## begin LISTED RECORDS
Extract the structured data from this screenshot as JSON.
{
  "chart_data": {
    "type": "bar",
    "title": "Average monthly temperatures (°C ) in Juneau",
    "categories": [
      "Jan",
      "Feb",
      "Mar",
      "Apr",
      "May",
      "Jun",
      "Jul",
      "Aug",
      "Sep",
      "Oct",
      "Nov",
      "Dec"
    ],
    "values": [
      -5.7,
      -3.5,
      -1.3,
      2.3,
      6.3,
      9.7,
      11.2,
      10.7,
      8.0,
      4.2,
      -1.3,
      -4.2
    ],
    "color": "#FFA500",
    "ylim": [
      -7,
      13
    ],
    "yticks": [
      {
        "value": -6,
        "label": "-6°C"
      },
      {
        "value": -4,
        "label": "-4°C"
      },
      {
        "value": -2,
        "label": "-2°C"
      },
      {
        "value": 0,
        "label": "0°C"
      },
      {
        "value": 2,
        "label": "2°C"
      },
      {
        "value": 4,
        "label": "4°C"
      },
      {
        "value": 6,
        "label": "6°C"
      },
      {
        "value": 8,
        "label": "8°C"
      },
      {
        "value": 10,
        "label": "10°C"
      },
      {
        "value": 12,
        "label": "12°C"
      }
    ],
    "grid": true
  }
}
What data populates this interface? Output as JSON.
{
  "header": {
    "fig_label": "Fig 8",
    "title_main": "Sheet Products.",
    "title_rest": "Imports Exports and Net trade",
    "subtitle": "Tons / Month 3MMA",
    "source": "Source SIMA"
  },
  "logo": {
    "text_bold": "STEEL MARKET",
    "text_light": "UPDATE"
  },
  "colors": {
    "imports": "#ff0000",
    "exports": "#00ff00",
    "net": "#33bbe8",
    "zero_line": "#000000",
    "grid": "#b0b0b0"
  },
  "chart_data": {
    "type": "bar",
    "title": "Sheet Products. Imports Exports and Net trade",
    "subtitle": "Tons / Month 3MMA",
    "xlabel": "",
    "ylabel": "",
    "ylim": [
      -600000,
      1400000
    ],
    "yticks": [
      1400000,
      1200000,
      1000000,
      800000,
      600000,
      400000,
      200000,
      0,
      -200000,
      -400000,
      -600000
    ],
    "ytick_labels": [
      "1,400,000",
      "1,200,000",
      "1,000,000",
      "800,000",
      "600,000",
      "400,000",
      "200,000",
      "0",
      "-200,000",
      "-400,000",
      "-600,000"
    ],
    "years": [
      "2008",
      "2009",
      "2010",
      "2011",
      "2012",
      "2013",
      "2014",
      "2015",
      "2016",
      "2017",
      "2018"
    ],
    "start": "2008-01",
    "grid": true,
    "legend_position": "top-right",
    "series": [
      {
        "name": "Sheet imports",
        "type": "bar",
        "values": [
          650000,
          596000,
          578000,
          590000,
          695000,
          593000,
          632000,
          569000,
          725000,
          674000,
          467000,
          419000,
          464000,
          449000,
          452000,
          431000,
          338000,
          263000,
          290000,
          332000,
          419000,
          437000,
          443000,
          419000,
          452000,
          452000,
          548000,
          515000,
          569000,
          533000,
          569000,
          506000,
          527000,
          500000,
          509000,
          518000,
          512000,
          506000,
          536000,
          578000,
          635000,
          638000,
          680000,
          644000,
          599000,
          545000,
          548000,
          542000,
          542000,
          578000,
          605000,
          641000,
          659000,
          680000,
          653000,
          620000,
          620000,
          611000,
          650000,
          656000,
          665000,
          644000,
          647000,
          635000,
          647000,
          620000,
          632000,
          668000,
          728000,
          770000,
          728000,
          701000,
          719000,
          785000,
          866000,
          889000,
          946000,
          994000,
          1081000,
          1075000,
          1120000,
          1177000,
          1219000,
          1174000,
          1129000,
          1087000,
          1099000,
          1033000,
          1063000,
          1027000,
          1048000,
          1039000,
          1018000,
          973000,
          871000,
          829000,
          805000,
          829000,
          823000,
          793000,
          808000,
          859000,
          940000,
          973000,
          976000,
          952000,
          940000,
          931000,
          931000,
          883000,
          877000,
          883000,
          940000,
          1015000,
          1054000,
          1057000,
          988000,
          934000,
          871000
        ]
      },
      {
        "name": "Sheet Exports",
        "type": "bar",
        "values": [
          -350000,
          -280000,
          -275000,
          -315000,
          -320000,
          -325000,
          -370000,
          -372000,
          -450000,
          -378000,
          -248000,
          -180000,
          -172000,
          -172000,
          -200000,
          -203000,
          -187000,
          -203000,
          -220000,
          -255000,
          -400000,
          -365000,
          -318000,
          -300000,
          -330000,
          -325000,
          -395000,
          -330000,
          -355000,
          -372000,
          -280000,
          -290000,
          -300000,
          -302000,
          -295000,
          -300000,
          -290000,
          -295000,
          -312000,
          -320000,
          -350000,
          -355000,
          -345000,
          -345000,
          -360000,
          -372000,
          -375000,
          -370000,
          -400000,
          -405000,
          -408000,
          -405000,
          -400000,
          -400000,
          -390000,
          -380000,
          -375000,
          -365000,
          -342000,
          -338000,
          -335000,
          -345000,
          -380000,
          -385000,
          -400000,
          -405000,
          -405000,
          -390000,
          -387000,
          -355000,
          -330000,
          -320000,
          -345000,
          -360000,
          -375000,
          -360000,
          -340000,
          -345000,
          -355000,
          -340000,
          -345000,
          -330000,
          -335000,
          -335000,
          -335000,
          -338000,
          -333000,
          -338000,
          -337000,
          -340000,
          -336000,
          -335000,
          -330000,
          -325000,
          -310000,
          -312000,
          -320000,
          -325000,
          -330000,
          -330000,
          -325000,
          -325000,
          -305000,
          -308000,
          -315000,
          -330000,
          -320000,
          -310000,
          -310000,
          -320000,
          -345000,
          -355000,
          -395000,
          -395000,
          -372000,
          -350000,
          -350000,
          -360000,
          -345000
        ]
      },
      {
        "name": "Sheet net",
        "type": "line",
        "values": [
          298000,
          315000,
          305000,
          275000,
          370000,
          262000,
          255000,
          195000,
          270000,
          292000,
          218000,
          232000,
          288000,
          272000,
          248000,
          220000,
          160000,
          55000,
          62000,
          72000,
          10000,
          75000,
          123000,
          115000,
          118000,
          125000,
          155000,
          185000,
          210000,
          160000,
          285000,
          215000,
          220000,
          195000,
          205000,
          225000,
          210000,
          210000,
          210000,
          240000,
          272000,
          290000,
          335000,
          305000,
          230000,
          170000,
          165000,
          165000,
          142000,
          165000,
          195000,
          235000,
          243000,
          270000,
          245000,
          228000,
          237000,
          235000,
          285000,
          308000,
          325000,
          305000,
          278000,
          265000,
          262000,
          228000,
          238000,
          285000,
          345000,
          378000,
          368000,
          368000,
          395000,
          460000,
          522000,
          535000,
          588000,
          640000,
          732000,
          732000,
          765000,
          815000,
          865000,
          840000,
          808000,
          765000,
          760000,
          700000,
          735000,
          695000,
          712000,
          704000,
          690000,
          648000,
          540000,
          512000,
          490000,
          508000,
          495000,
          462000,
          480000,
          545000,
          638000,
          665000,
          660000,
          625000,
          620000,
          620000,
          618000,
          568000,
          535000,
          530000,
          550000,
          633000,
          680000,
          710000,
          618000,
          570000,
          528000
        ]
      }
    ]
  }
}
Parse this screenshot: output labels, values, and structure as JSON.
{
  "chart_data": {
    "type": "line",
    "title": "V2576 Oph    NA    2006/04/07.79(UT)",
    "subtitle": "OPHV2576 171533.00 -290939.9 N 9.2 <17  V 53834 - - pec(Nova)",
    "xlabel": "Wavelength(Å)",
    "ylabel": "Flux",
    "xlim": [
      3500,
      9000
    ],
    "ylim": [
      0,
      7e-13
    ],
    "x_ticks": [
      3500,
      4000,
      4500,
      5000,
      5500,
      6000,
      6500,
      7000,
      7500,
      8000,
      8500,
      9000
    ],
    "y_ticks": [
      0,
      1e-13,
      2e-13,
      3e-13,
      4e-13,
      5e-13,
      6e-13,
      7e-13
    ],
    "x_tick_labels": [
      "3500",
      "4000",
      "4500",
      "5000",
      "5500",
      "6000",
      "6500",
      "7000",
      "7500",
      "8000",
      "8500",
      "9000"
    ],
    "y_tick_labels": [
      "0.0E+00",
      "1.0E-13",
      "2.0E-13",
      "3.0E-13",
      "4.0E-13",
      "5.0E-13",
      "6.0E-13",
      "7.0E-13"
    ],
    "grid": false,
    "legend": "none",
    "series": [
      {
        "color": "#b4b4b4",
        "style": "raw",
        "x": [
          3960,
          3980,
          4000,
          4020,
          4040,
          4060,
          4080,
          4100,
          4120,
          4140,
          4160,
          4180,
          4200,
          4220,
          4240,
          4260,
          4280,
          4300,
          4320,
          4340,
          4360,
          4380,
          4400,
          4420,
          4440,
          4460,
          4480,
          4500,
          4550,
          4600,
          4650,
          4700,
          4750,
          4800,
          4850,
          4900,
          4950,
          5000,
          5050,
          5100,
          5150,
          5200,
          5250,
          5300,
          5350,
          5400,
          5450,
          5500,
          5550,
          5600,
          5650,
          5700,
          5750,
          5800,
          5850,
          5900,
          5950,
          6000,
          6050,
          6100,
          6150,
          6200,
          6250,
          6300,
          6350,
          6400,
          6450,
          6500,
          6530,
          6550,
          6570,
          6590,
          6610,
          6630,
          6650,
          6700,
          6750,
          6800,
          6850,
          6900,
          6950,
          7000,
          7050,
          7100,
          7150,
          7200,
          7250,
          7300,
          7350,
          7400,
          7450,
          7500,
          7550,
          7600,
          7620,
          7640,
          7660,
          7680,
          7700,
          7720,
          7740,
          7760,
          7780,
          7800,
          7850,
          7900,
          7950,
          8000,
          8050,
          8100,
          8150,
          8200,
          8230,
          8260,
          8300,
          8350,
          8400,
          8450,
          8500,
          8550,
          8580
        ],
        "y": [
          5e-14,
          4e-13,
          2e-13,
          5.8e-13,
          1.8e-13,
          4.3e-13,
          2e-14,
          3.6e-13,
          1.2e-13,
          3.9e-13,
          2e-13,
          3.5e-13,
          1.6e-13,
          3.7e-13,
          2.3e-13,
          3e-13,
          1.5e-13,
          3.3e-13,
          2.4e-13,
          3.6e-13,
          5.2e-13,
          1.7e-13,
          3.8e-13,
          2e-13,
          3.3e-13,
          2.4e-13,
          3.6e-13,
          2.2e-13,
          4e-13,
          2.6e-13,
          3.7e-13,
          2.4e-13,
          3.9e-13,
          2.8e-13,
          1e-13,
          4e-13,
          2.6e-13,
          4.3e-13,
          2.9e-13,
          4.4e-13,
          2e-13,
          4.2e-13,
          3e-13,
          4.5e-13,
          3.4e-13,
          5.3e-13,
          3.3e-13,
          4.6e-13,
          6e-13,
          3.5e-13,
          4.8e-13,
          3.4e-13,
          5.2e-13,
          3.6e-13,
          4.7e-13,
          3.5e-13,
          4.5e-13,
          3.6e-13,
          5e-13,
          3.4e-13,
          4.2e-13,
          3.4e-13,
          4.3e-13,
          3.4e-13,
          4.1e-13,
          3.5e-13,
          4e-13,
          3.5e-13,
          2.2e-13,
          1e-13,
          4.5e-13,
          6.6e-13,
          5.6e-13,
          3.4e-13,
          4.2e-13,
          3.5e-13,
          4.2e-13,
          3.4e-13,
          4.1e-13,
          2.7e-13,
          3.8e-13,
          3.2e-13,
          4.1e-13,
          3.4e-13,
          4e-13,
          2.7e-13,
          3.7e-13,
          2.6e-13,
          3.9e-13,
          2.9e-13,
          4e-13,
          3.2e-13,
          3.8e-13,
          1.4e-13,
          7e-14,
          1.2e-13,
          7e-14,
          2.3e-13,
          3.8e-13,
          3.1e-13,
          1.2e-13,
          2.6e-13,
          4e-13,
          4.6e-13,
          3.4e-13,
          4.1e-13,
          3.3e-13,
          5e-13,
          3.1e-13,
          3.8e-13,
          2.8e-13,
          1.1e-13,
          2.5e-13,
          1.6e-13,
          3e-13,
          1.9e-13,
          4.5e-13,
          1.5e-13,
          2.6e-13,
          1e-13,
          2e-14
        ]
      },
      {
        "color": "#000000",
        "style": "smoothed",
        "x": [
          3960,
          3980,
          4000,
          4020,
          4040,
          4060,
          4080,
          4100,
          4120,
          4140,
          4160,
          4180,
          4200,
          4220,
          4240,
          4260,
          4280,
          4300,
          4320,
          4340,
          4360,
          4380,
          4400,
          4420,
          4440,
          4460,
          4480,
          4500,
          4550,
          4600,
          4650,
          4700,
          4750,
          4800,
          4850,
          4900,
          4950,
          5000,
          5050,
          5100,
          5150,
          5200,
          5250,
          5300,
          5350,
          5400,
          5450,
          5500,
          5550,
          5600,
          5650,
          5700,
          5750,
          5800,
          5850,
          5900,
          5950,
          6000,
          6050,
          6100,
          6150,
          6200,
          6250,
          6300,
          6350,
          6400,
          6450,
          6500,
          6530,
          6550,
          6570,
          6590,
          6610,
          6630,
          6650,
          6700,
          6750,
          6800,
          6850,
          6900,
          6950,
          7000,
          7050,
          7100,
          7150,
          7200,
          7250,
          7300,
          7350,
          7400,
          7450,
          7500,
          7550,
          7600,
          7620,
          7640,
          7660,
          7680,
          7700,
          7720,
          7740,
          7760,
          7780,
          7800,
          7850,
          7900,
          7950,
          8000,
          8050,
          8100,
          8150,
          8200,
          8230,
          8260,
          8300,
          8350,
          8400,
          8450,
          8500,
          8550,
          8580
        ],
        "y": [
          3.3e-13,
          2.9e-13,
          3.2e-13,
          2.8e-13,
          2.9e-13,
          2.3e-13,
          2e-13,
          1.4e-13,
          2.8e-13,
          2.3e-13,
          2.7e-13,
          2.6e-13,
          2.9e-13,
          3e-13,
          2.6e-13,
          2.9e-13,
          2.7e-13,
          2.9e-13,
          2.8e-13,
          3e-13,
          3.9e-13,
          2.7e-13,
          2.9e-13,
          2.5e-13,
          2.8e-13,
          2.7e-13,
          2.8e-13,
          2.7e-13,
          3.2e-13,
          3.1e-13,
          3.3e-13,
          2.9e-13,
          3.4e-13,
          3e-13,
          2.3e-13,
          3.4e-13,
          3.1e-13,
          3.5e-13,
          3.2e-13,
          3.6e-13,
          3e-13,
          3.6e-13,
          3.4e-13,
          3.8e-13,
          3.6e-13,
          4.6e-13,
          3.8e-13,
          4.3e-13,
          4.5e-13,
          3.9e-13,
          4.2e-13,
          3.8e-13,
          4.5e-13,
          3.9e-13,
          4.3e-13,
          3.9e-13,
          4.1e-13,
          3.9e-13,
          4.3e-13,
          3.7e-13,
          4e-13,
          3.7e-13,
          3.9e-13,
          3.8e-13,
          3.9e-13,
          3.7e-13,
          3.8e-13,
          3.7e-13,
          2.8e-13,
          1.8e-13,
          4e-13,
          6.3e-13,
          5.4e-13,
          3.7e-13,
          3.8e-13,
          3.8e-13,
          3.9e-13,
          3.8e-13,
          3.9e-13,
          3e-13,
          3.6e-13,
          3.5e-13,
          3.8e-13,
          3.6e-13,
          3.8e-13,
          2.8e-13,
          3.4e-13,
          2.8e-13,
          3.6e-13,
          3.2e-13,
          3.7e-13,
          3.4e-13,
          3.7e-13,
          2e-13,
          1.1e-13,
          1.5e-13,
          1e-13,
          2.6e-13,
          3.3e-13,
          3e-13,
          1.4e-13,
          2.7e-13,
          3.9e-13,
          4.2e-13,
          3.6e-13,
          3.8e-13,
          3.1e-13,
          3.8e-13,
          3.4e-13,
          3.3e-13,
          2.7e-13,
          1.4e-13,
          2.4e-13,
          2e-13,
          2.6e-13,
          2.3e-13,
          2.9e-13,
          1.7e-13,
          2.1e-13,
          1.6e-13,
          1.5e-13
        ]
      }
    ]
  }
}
## end LISTED RECORDS
#### TO BE DONE
List every line from the entries above in which "Products" appears.

#### ANSWER TO THE PROBLEM
    "title_main": "Sheet Products.",
    "title": "Sheet Products. Imports Exports and Net trade",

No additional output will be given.